Aim of the exercise.
Your task is to copy each line that has the word "Остали".
┌─ Data supplied
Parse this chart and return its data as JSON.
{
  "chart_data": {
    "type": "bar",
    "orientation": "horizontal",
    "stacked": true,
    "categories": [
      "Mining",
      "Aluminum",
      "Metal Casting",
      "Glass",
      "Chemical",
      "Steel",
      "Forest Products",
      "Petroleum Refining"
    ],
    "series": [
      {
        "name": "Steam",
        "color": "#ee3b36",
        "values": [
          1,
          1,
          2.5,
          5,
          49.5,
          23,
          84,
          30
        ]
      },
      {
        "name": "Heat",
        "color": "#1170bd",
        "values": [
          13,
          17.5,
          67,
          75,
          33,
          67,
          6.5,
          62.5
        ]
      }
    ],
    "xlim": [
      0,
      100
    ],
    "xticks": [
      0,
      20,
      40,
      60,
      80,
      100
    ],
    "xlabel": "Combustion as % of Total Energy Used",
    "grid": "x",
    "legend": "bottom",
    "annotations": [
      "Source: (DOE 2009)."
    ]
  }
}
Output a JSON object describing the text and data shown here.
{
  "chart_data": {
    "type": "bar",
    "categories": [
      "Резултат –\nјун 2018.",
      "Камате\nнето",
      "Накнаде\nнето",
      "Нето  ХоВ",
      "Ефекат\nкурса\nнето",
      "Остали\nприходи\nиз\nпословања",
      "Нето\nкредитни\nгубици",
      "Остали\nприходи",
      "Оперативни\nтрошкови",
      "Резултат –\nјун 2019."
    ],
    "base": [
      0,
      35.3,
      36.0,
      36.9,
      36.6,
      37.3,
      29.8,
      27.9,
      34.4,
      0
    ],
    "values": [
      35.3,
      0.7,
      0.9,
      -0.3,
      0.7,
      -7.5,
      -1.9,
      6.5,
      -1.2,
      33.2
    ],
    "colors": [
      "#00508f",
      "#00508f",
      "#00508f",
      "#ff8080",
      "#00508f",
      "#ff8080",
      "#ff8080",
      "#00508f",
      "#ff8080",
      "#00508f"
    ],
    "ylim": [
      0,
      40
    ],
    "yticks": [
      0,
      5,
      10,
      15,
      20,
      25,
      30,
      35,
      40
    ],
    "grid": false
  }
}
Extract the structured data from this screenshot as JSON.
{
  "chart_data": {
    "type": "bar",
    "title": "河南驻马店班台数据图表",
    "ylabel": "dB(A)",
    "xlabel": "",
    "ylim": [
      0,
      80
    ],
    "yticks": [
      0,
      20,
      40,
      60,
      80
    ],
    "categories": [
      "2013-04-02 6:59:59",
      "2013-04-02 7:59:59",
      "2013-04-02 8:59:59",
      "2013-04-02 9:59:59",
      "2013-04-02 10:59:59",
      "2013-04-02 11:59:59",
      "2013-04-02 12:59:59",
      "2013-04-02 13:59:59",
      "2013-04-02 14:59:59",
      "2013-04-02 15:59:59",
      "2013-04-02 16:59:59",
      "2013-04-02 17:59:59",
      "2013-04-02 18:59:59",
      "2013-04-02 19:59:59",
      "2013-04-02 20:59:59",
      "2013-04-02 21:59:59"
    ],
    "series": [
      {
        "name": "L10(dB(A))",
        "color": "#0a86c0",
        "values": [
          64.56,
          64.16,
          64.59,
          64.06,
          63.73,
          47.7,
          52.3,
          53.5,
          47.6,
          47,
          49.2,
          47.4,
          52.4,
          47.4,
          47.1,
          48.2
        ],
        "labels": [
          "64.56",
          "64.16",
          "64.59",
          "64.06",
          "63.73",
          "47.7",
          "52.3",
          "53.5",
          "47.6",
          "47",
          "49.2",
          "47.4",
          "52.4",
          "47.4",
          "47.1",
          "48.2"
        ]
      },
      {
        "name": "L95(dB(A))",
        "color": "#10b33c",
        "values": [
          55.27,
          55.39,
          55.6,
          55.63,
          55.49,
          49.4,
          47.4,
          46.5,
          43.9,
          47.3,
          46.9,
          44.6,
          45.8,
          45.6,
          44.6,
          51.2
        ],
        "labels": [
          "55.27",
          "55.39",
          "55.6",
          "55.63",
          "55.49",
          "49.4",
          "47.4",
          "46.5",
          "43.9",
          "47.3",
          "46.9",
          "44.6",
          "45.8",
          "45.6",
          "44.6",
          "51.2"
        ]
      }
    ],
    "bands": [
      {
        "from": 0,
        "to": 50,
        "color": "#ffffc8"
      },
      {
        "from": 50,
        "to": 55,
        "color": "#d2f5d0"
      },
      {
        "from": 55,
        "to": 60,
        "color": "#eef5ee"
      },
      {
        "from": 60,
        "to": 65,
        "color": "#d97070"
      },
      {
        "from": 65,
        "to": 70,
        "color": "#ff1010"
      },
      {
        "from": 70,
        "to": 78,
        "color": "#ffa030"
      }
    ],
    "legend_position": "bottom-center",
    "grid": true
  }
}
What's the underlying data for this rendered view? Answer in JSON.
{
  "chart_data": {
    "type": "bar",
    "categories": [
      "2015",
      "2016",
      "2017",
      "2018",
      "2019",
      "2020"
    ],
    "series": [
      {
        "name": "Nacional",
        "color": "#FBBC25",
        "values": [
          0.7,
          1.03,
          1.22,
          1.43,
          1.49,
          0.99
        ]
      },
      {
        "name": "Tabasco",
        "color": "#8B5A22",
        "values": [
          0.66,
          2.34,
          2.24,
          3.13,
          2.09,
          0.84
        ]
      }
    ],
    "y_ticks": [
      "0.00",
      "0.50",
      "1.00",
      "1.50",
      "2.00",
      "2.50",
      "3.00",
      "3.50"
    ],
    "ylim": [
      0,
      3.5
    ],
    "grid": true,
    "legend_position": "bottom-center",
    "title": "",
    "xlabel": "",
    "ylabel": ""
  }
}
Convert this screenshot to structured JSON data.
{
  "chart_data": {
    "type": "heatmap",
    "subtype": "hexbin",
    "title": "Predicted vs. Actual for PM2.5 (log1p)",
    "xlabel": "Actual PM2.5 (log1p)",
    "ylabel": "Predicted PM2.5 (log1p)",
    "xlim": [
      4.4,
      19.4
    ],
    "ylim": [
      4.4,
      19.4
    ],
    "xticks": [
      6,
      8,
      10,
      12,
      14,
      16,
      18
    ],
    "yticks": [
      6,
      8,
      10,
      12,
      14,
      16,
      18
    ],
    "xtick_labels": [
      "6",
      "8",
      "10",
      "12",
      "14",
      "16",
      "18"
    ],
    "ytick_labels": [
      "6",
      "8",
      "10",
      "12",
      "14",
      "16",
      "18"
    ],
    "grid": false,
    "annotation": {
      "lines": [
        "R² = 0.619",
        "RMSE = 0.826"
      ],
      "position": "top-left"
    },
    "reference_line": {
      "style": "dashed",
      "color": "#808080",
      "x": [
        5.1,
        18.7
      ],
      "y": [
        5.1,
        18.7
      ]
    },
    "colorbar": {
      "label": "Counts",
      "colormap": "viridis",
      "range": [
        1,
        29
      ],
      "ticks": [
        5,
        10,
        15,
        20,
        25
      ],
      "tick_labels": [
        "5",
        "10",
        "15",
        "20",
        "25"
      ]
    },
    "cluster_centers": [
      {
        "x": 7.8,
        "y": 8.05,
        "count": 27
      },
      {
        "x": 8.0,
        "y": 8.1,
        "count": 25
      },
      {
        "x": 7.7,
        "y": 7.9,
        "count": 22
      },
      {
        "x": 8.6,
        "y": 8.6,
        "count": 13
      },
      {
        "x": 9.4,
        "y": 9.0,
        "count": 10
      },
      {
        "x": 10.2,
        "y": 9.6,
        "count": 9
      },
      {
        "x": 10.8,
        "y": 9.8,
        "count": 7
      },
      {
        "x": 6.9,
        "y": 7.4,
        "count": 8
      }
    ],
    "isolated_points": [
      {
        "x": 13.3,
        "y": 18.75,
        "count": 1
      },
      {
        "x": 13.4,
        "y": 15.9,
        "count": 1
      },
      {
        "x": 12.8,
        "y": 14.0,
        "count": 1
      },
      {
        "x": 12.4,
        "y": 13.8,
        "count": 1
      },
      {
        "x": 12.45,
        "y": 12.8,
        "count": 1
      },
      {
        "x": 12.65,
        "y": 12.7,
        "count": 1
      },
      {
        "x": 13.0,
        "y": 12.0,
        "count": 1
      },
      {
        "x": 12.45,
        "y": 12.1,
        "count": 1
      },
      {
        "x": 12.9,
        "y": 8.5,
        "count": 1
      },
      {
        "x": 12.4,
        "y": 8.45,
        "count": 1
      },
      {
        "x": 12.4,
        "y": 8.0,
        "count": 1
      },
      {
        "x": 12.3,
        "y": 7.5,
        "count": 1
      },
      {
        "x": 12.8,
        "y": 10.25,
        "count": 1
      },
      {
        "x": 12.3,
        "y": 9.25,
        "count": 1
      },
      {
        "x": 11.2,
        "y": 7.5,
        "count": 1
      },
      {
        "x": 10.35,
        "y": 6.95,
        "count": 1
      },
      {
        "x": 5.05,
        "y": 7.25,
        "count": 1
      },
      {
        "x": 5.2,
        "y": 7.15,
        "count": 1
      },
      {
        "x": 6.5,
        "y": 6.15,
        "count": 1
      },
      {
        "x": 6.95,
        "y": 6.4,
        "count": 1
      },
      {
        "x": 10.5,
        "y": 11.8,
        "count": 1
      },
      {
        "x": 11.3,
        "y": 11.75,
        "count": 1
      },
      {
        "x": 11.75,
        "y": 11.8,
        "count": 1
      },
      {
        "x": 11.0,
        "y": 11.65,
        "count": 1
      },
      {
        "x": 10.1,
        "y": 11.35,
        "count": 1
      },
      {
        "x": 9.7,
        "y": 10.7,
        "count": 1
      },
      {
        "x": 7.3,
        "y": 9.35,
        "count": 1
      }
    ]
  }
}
└─
Solution.
      "Остали\nприходи\nиз\nпословања",
      "Остали\nприходи",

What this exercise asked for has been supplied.